__SHORT TASK__:
Find the lines below that contain the word "value" and count them. Only the number should be given.

__DATA FOR THIS TASK__:
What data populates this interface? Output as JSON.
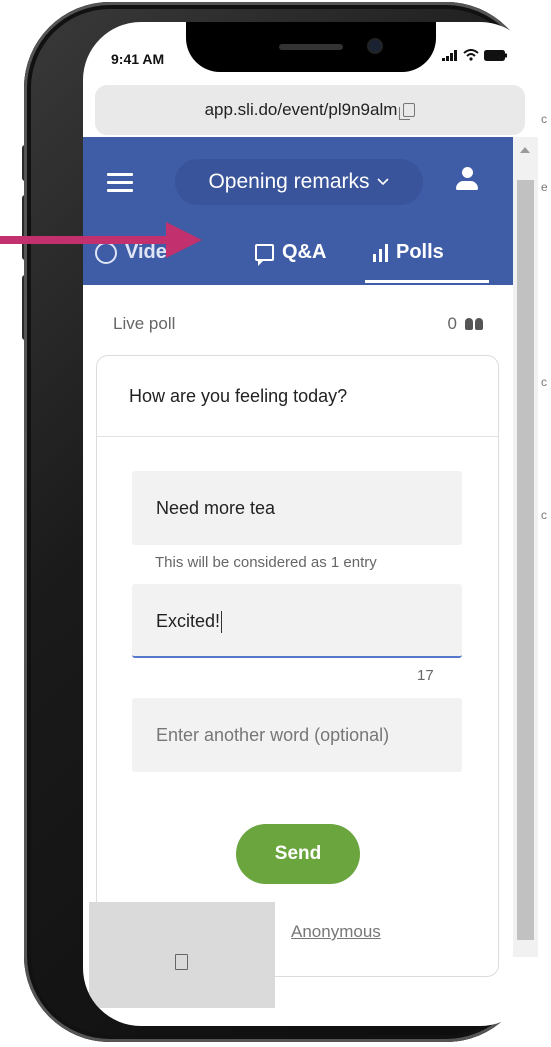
{
  "status_bar": {
    "time": "9:41 AM"
  },
  "browser": {
    "url": "app.sli.do/event/pl9n9alm"
  },
  "header": {
    "event_name": "Opening remarks",
    "tabs": [
      {
        "label": "Vide"
      },
      {
        "label": "Q&A"
      },
      {
        "label": "Polls"
      }
    ]
  },
  "poll": {
    "status": "Live poll",
    "participants": "0",
    "question": "How are you feeling today?",
    "entries": [
      {
        "value": "Need more tea",
        "note": "This will be considered as 1 entry"
      },
      {
        "value": "Excited!",
        "char_count": "17"
      },
      {
        "value": "",
        "placeholder": "Enter another word (optional)"
      }
    ],
    "send_label": "Send",
    "anonymous_label": "Anonymous"
  },
  "colors": {
    "header": "#3f5ca7",
    "send_button": "#6ba53e",
    "annotation_arrow": "#c2316d"
  }
}
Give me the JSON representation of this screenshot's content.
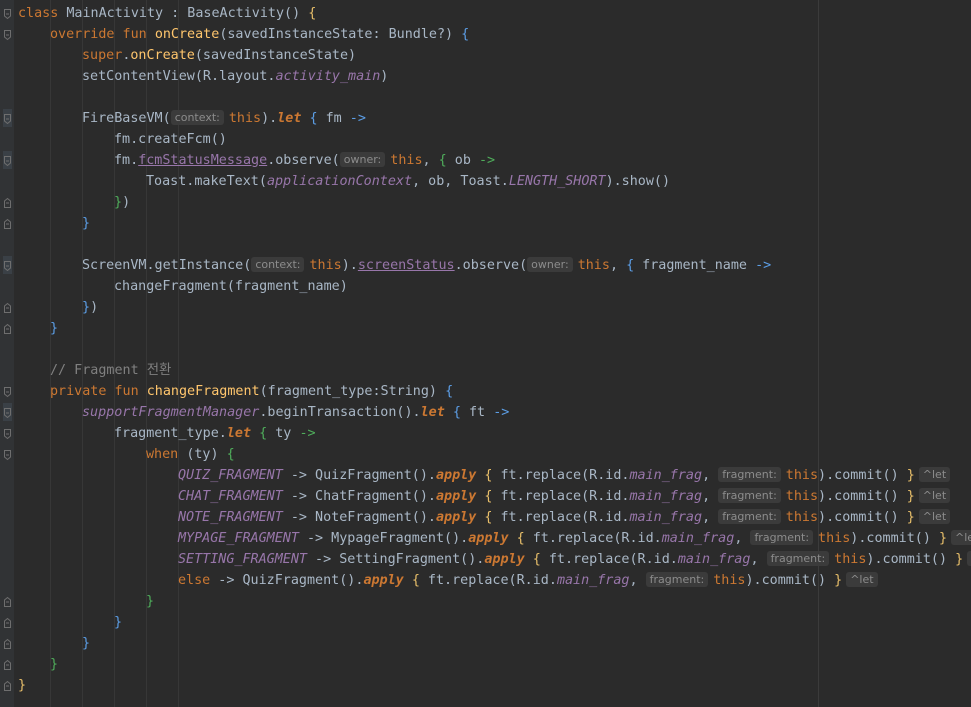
{
  "editor": {
    "language": "Kotlin",
    "lines": [
      [
        [
          "kw",
          "class "
        ],
        [
          "t",
          "MainActivity : BaseActivity() "
        ],
        [
          "by",
          "{"
        ]
      ],
      [
        [
          "kw",
          "override fun "
        ],
        [
          "fn",
          "onCreate"
        ],
        [
          "t",
          "(savedInstanceState: Bundle?) "
        ],
        [
          "bb",
          "{"
        ]
      ],
      [
        [
          "kw",
          "super"
        ],
        [
          "t",
          "."
        ],
        [
          "fn",
          "onCreate"
        ],
        [
          "t",
          "(savedInstanceState)"
        ]
      ],
      [
        [
          "t",
          "setContentView(R.layout."
        ],
        [
          "prop",
          "activity_main"
        ],
        [
          "t",
          ")"
        ]
      ],
      [],
      [
        [
          "t",
          "FireBaseVM("
        ],
        [
          "hint",
          "context:"
        ],
        [
          "this",
          "this"
        ],
        [
          "t",
          ")."
        ],
        [
          "lkw",
          "let"
        ],
        [
          "t",
          " "
        ],
        [
          "bb",
          "{"
        ],
        [
          "t",
          " fm "
        ],
        [
          "bb",
          "->"
        ]
      ],
      [
        [
          "t",
          "fm.createFcm()"
        ]
      ],
      [
        [
          "t",
          "fm."
        ],
        [
          "link",
          "fcmStatusMessage"
        ],
        [
          "t",
          ".observe("
        ],
        [
          "hint",
          "owner:"
        ],
        [
          "this",
          "this"
        ],
        [
          "t",
          ", "
        ],
        [
          "bg",
          "{"
        ],
        [
          "t",
          " ob "
        ],
        [
          "bg",
          "->"
        ]
      ],
      [
        [
          "t",
          "Toast.makeText("
        ],
        [
          "prop",
          "applicationContext"
        ],
        [
          "t",
          ", ob, Toast."
        ],
        [
          "prop",
          "LENGTH_SHORT"
        ],
        [
          "t",
          ").show()"
        ]
      ],
      [
        [
          "bg",
          "}"
        ],
        [
          "t",
          ")"
        ]
      ],
      [
        [
          "bb",
          "}"
        ]
      ],
      [],
      [
        [
          "t",
          "ScreenVM.getInstance("
        ],
        [
          "hint",
          "context:"
        ],
        [
          "this",
          "this"
        ],
        [
          "t",
          ")."
        ],
        [
          "link",
          "screenStatus"
        ],
        [
          "t",
          ".observe("
        ],
        [
          "hint",
          "owner:"
        ],
        [
          "this",
          "this"
        ],
        [
          "t",
          ", "
        ],
        [
          "bb",
          "{"
        ],
        [
          "t",
          " fragment_name "
        ],
        [
          "bb",
          "->"
        ]
      ],
      [
        [
          "t",
          "changeFragment(fragment_name)"
        ]
      ],
      [
        [
          "bb",
          "}"
        ],
        [
          "t",
          ")"
        ]
      ],
      [
        [
          "bb",
          "}"
        ]
      ],
      [],
      [
        [
          "c",
          "// Fragment 전환"
        ]
      ],
      [
        [
          "kw",
          "private fun "
        ],
        [
          "fn",
          "changeFragment"
        ],
        [
          "t",
          "(fragment_type:String) "
        ],
        [
          "bb",
          "{"
        ]
      ],
      [
        [
          "prop",
          "supportFragmentManager"
        ],
        [
          "t",
          ".beginTransaction()."
        ],
        [
          "lkw",
          "let"
        ],
        [
          "t",
          " "
        ],
        [
          "bb",
          "{"
        ],
        [
          "t",
          " ft "
        ],
        [
          "bb",
          "->"
        ]
      ],
      [
        [
          "t",
          "fragment_type."
        ],
        [
          "lkw",
          "let"
        ],
        [
          "t",
          " "
        ],
        [
          "bg",
          "{"
        ],
        [
          "t",
          " ty "
        ],
        [
          "bg",
          "->"
        ]
      ],
      [
        [
          "kw",
          "when "
        ],
        [
          "t",
          "(ty) "
        ],
        [
          "bg",
          "{"
        ]
      ],
      [
        [
          "prop",
          "QUIZ_FRAGMENT"
        ],
        [
          "t",
          " -> QuizFragment()."
        ],
        [
          "lkw",
          "apply"
        ],
        [
          "t",
          " "
        ],
        [
          "by",
          "{"
        ],
        [
          "t",
          " ft.replace(R.id."
        ],
        [
          "prop",
          "main_frag"
        ],
        [
          "t",
          ", "
        ],
        [
          "hint",
          "fragment:"
        ],
        [
          "this",
          "this"
        ],
        [
          "t",
          ").commit() "
        ],
        [
          "by",
          "}"
        ],
        [
          "hintlet",
          "^let"
        ]
      ],
      [
        [
          "prop",
          "CHAT_FRAGMENT"
        ],
        [
          "t",
          " -> ChatFragment()."
        ],
        [
          "lkw",
          "apply"
        ],
        [
          "t",
          " "
        ],
        [
          "by",
          "{"
        ],
        [
          "t",
          " ft.replace(R.id."
        ],
        [
          "prop",
          "main_frag"
        ],
        [
          "t",
          ", "
        ],
        [
          "hint",
          "fragment:"
        ],
        [
          "this",
          "this"
        ],
        [
          "t",
          ").commit() "
        ],
        [
          "by",
          "}"
        ],
        [
          "hintlet",
          "^let"
        ]
      ],
      [
        [
          "prop",
          "NOTE_FRAGMENT"
        ],
        [
          "t",
          " -> NoteFragment()."
        ],
        [
          "lkw",
          "apply"
        ],
        [
          "t",
          " "
        ],
        [
          "by",
          "{"
        ],
        [
          "t",
          " ft.replace(R.id."
        ],
        [
          "prop",
          "main_frag"
        ],
        [
          "t",
          ", "
        ],
        [
          "hint",
          "fragment:"
        ],
        [
          "this",
          "this"
        ],
        [
          "t",
          ").commit() "
        ],
        [
          "by",
          "}"
        ],
        [
          "hintlet",
          "^let"
        ]
      ],
      [
        [
          "prop",
          "MYPAGE_FRAGMENT"
        ],
        [
          "t",
          " -> MypageFragment()."
        ],
        [
          "lkw",
          "apply"
        ],
        [
          "t",
          " "
        ],
        [
          "by",
          "{"
        ],
        [
          "t",
          " ft.replace(R.id."
        ],
        [
          "prop",
          "main_frag"
        ],
        [
          "t",
          ", "
        ],
        [
          "hint",
          "fragment:"
        ],
        [
          "this",
          "this"
        ],
        [
          "t",
          ").commit() "
        ],
        [
          "by",
          "}"
        ],
        [
          "hintlet",
          "^let"
        ]
      ],
      [
        [
          "prop",
          "SETTING_FRAGMENT"
        ],
        [
          "t",
          " -> SettingFragment()."
        ],
        [
          "lkw",
          "apply"
        ],
        [
          "t",
          " "
        ],
        [
          "by",
          "{"
        ],
        [
          "t",
          " ft.replace(R.id."
        ],
        [
          "prop",
          "main_frag"
        ],
        [
          "t",
          ", "
        ],
        [
          "hint",
          "fragment:"
        ],
        [
          "this",
          "this"
        ],
        [
          "t",
          ").commit() "
        ],
        [
          "by",
          "}"
        ],
        [
          "hintlet",
          "^let"
        ]
      ],
      [
        [
          "kw",
          "else"
        ],
        [
          "t",
          " -> QuizFragment()."
        ],
        [
          "lkw",
          "apply"
        ],
        [
          "t",
          " "
        ],
        [
          "by",
          "{"
        ],
        [
          "t",
          " ft.replace(R.id."
        ],
        [
          "prop",
          "main_frag"
        ],
        [
          "t",
          ", "
        ],
        [
          "hint",
          "fragment:"
        ],
        [
          "this",
          "this"
        ],
        [
          "t",
          ").commit() "
        ],
        [
          "by",
          "}"
        ],
        [
          "hintlet",
          "^let"
        ]
      ],
      [
        [
          "bg",
          "}"
        ]
      ],
      [
        [
          "bb",
          "}"
        ]
      ],
      [
        [
          "bb",
          "}"
        ]
      ],
      [
        [
          "bg",
          "}"
        ]
      ],
      [
        [
          "by",
          "}"
        ]
      ]
    ]
  },
  "colors": {
    "background": "#2b2b2b",
    "gutter": "#313335",
    "keyword": "#cc7832",
    "function": "#ffc66d",
    "property": "#9876aa",
    "text": "#a9b7c6",
    "comment": "#808080"
  }
}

__RESPONSE__:
3